Your task is to print the material below exactly as presented.
** begin Task data **
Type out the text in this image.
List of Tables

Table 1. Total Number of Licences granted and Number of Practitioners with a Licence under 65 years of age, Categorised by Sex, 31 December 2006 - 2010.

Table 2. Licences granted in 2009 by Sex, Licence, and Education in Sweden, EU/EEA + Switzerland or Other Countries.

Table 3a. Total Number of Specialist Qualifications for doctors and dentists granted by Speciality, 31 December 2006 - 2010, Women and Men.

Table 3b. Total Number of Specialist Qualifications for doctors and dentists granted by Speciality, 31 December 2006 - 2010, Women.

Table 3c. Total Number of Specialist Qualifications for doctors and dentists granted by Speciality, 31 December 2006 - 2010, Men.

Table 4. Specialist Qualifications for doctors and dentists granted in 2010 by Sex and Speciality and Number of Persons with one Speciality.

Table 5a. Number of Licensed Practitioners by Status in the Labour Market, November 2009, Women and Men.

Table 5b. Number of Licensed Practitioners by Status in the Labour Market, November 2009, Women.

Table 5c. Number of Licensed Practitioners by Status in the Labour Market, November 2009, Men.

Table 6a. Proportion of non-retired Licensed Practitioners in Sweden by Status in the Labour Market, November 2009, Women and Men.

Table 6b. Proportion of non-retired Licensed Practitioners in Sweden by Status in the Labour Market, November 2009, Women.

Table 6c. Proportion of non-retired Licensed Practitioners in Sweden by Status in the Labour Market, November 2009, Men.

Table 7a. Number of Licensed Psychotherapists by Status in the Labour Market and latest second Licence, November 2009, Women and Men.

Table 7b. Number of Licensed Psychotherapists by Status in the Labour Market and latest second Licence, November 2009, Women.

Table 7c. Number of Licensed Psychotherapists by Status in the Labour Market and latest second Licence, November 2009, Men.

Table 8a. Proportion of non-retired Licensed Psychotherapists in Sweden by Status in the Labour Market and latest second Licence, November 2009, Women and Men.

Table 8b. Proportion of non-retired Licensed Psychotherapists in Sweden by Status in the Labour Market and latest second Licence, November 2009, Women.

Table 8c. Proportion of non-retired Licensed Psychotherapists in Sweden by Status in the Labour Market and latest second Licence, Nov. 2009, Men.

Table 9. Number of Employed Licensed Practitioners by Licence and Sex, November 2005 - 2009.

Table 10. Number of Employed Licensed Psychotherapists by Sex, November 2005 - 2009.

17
** end Task data **
Solution to the exercise:
Type out the text in this image.
List of Tables

Table 1. Total Number of Licences granted and Number of Practitioners with a Licence under 65 years of age, Categorised by Sex, 31 December 2006 - 2010.

Table 2. Licences granted in 2009 by Sex, Licence, and Education in Sweden, EU/EEA + Switzerland or Other Countries.

Table 3a. Total Number of Specialist Qualifications for doctors and dentists granted by Speciality, 31 December 2006 - 2010, Women and Men.

Table 3b. Total Number of Specialist Qualifications for doctors and dentists granted by Speciality, 31 December 2006 - 2010, Women.

Table 3c. Total Number of Specialist Qualifications for doctors and dentists granted by Speciality, 31 December 2006 - 2010, Men.

Table 4. Specialist Qualifications for doctors and dentists granted in 2010 by Sex and Speciality and Number of Persons with one Speciality.

Table 5a. Number of Licensed Practitioners by Status in the Labour Market, November 2009, Women and Men.

Table 5b. Number of Licensed Practitioners by Status in the Labour Market, November 2009, Women.

Table 5c. Number of Licensed Practitioners by Status in the Labour Market, November 2009, Men.

Table 6a. Proportion of non-retired Licensed Practitioners in Sweden by Status in the Labour Market, November 2009, Women and Men.

Table 6b. Proportion of non-retired Licensed Practitioners in Sweden by Status in the Labour Market, November 2009, Women.

Table 6c. Proportion of non-retired Licensed Practitioners in Sweden by Status in the Labour Market, November 2009, Men.

Table 7a. Number of Licensed Psychotherapists by Status in the Labour Market and latest second Licence, November 2009, Women and Men.

Table 7b. Number of Licensed Psychotherapists by Status in the Labour Market and latest second Licence, November 2009, Women.

Table 7c. Number of Licensed Psychotherapists by Status in the Labour Market and latest second Licence, November 2009, Men.

Table 8a. Proportion of non-retired Licensed Psychotherapists in Sweden by Status in the Labour Market and latest second Licence, November 2009, Women and Men.

Table 8b. Proportion of non-retired Licensed Psychotherapists in Sweden by Status in the Labour Market and latest second Licence, November 2009, Women.

Table 8c. Proportion of non-retired Licensed Psychotherapists in Sweden by Status in the Labour Market and latest second Licence, Nov. 2009, Men.

Table 9. Number of Employed Licensed Practitioners by Licence and Sex, November 2005 - 2009.

Table 10. Number of Employed Licensed Psychotherapists by Sex, November 2005 - 2009.

17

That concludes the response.